-------- Data provided --------

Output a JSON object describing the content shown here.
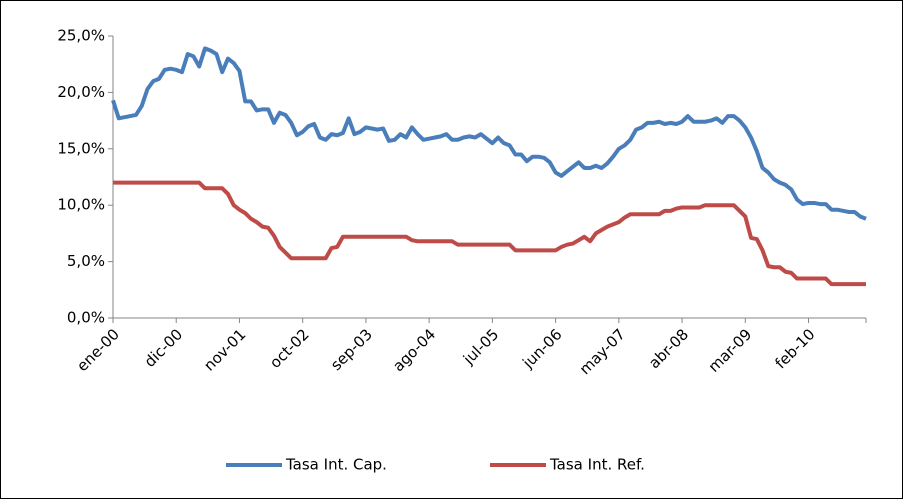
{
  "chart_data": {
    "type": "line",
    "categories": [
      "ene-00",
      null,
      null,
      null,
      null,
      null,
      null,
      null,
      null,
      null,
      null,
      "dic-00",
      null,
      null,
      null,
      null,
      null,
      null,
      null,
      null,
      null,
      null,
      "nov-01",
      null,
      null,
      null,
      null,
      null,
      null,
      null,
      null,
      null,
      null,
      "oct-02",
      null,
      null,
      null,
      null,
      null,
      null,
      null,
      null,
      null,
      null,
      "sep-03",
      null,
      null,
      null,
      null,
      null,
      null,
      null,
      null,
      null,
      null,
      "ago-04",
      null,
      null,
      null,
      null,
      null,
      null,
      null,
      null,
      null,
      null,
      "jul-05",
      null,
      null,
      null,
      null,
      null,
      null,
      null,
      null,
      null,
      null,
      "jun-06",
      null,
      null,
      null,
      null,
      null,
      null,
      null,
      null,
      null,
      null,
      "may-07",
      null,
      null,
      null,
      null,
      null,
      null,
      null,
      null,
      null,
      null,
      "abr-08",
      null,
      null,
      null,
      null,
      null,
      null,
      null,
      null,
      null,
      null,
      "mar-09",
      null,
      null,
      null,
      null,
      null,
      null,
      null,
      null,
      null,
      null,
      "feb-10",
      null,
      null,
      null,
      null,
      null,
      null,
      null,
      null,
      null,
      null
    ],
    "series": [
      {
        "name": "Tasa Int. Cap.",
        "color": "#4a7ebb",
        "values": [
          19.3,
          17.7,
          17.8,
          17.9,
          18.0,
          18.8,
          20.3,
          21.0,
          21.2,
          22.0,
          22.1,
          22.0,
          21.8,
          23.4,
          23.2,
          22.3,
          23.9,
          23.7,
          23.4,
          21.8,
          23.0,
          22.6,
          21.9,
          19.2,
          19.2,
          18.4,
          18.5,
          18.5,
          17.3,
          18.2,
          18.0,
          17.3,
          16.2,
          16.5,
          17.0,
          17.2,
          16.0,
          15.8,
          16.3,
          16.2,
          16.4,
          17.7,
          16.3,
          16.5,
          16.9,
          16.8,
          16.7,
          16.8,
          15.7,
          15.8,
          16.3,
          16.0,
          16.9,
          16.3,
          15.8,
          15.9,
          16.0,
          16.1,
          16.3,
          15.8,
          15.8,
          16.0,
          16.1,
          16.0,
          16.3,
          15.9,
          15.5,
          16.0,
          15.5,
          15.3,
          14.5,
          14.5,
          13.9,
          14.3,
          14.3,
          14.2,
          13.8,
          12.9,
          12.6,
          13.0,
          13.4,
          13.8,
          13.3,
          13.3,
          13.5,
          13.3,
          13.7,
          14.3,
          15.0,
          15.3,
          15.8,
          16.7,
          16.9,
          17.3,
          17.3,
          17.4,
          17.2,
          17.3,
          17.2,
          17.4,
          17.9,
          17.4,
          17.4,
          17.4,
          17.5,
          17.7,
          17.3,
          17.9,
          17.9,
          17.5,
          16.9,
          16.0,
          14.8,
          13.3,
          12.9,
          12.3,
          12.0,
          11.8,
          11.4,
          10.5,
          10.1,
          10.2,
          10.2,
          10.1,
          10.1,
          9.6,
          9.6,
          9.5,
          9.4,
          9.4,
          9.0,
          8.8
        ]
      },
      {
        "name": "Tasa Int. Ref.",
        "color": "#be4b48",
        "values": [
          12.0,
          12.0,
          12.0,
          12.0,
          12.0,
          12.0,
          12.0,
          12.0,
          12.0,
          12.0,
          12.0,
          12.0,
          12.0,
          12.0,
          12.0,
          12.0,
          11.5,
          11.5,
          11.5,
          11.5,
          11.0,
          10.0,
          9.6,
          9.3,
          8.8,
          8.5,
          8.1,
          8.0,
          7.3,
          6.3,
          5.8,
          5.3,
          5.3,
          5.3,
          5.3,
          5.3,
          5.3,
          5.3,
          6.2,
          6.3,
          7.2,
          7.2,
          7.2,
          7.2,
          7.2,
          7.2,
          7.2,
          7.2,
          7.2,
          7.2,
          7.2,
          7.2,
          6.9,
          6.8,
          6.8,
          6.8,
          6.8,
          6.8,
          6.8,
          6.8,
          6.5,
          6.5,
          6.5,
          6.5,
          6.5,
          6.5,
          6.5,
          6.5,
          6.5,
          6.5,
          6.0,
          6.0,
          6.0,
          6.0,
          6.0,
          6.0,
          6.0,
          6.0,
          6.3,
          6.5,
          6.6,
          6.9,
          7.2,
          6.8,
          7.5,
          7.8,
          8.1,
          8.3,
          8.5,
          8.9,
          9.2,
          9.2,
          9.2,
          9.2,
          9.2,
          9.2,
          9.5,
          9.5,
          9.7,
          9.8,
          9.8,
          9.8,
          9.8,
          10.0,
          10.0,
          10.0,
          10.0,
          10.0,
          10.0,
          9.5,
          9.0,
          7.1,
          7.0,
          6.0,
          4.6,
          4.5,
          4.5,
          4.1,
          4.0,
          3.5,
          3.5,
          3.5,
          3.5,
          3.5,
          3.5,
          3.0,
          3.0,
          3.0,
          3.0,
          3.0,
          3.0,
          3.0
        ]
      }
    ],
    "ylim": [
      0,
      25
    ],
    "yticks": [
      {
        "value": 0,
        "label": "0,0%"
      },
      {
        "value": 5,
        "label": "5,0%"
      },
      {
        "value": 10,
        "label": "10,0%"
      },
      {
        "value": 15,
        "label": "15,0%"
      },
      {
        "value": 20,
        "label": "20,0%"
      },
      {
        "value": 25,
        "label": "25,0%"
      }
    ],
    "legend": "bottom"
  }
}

--------
-------- Data provided --------

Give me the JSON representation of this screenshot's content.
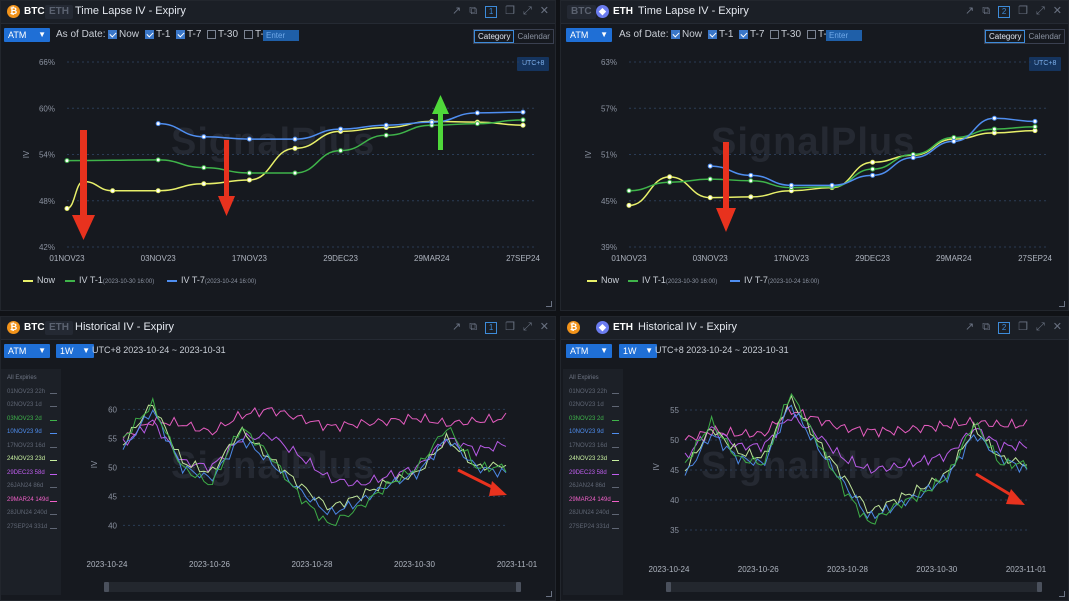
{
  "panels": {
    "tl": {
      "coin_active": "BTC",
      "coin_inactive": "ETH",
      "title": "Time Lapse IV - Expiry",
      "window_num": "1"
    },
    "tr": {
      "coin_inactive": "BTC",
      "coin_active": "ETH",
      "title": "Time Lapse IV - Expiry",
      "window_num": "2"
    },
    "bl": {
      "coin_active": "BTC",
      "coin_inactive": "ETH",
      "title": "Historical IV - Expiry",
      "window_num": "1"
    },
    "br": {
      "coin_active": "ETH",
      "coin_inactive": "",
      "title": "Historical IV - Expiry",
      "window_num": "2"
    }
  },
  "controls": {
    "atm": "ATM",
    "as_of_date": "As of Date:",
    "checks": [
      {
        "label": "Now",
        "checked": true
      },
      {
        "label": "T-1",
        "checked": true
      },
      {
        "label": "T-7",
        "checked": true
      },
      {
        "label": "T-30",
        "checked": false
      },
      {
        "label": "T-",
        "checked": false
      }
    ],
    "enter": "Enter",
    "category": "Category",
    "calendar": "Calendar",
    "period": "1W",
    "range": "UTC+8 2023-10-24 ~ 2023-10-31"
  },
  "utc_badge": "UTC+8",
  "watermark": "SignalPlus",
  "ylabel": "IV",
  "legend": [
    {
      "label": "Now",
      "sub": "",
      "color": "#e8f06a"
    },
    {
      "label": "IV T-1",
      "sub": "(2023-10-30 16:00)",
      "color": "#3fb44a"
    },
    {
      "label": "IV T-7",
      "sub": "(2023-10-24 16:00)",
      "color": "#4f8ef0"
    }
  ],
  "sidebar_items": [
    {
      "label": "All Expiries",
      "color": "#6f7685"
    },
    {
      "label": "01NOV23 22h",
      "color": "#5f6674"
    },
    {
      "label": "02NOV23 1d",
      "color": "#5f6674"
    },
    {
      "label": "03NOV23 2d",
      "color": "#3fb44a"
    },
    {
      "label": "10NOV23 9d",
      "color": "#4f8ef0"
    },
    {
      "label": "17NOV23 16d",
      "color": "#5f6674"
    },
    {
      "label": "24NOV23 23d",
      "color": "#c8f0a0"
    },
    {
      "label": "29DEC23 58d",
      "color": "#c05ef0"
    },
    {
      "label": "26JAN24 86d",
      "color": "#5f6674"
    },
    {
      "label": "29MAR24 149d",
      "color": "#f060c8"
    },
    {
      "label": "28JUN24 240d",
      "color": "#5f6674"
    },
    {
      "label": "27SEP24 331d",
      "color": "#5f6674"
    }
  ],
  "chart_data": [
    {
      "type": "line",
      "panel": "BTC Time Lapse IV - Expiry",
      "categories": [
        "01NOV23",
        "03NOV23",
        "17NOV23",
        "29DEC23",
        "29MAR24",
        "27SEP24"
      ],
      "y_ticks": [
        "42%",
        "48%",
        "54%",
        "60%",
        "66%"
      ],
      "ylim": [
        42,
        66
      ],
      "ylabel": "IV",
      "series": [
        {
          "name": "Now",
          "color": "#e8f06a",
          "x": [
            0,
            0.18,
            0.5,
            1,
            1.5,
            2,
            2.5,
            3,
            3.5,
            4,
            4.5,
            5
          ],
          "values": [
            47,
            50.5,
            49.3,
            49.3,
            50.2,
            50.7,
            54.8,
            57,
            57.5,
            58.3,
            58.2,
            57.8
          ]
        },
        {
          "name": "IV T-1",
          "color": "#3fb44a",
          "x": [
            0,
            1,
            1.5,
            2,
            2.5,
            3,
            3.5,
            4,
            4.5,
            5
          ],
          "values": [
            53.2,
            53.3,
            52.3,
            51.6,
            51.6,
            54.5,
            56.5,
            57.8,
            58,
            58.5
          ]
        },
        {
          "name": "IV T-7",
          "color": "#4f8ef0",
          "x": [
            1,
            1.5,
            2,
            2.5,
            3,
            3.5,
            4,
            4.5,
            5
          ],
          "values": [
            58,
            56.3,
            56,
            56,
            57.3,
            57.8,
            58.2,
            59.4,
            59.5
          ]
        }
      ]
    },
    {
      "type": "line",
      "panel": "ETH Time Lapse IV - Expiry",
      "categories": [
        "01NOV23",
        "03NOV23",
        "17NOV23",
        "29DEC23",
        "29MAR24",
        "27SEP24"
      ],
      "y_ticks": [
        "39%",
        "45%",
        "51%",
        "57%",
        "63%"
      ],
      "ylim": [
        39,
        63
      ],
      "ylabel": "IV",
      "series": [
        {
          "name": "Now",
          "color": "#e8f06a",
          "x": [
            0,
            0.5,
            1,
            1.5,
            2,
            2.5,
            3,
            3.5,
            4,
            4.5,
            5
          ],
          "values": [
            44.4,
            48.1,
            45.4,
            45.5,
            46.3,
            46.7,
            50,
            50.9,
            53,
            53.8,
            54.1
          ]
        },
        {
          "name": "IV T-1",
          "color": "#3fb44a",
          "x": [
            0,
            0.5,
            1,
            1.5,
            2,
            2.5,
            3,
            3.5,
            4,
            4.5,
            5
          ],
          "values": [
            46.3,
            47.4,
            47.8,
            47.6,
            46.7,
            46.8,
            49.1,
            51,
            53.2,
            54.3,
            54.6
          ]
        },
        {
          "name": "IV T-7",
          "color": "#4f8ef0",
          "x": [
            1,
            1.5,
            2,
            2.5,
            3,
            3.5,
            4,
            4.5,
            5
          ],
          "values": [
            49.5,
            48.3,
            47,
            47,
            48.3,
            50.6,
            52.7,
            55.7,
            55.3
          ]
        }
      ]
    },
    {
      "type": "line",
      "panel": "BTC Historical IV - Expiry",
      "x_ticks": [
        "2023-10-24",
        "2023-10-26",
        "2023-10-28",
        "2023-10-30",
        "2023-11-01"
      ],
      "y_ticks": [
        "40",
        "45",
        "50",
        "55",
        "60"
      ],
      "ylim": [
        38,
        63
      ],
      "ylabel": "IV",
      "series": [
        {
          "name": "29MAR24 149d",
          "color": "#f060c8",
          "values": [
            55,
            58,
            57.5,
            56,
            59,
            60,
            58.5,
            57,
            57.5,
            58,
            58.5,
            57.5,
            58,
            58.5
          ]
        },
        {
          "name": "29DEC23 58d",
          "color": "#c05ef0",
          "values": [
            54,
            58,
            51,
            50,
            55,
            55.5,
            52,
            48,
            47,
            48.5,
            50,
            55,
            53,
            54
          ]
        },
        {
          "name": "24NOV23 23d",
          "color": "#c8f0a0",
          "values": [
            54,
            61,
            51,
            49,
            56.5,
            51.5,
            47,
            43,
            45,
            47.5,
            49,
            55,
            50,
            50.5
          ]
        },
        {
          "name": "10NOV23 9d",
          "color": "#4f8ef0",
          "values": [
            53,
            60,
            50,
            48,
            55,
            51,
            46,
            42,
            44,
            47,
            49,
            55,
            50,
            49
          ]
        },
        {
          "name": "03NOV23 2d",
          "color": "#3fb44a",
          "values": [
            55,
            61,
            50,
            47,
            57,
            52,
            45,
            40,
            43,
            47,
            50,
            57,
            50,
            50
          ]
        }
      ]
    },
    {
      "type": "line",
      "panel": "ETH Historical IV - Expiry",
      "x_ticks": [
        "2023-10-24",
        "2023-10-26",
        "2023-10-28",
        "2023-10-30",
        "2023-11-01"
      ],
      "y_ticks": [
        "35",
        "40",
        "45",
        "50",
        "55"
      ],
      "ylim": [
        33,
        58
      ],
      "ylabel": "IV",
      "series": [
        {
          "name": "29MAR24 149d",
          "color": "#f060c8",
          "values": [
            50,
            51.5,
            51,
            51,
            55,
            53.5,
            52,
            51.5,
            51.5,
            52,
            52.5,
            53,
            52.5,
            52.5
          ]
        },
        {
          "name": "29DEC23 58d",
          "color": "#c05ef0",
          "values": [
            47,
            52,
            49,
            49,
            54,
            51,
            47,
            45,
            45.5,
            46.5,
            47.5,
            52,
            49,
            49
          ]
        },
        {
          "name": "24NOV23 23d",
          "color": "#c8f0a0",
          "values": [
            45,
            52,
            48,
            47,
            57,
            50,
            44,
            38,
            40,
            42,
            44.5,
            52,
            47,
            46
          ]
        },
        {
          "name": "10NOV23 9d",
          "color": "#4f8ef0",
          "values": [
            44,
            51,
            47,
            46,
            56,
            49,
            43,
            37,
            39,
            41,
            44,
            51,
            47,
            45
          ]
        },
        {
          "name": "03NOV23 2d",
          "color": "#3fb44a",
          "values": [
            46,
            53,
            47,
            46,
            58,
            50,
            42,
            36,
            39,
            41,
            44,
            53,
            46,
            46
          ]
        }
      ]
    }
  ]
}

--------

*Problem*. In the entries above, find each line with the string "Time" and copy it.

*Result of this task*.
      "title": "Time Lapse IV - Expiry",
      "title": "Time Lapse IV - Expiry",
      "panel": "BTC Time Lapse IV - Expiry",
      "panel": "ETH Time Lapse IV - Expiry",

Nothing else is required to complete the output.